**Stated task:** Pick out each line containing the string "slitinách" and copy it.

**Entries shown:**
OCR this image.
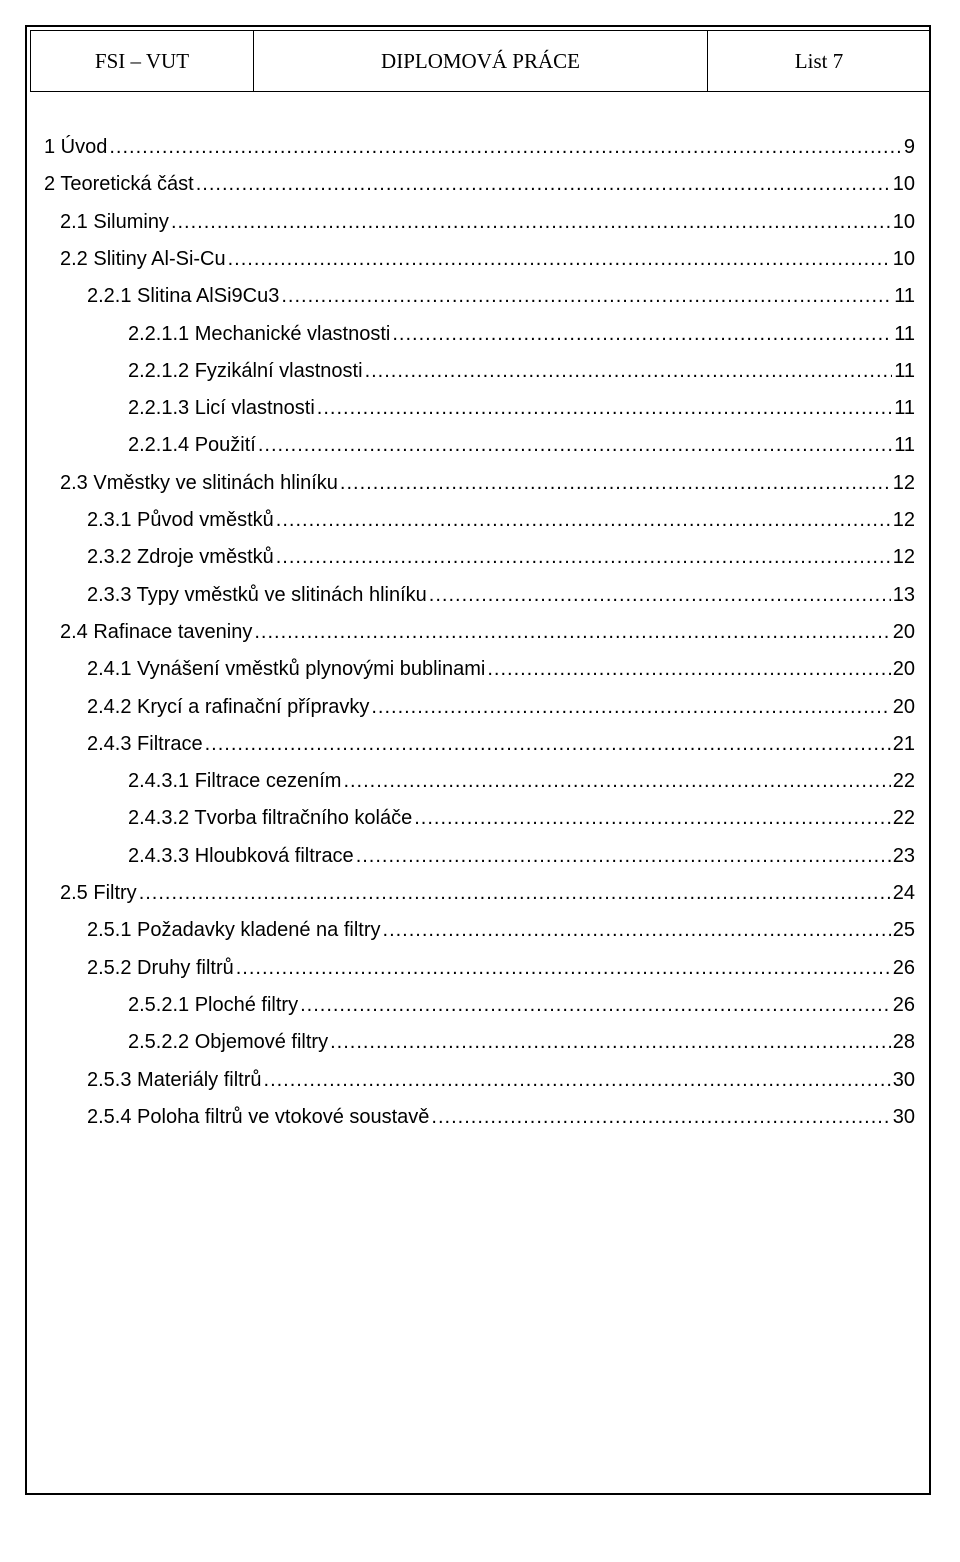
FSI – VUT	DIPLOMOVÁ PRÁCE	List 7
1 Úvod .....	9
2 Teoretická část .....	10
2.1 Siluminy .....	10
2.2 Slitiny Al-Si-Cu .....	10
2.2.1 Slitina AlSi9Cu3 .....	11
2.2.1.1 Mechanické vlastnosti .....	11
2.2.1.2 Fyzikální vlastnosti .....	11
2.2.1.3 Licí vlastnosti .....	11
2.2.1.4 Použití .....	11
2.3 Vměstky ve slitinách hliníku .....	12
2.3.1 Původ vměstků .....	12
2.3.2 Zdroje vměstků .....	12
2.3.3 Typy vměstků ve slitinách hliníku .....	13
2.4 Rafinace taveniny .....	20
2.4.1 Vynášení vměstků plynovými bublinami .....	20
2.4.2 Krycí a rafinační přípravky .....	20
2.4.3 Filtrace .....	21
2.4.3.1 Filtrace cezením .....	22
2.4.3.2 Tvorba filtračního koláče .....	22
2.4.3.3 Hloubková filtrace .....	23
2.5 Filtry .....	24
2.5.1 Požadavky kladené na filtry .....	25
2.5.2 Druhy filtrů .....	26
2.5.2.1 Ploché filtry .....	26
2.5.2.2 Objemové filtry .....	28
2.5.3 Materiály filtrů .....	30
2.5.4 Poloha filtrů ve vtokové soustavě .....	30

**Response:**
2.3 Vměstky ve slitinách hliníku .....	12
2.3.3 Typy vměstků ve slitinách hliníku .....	13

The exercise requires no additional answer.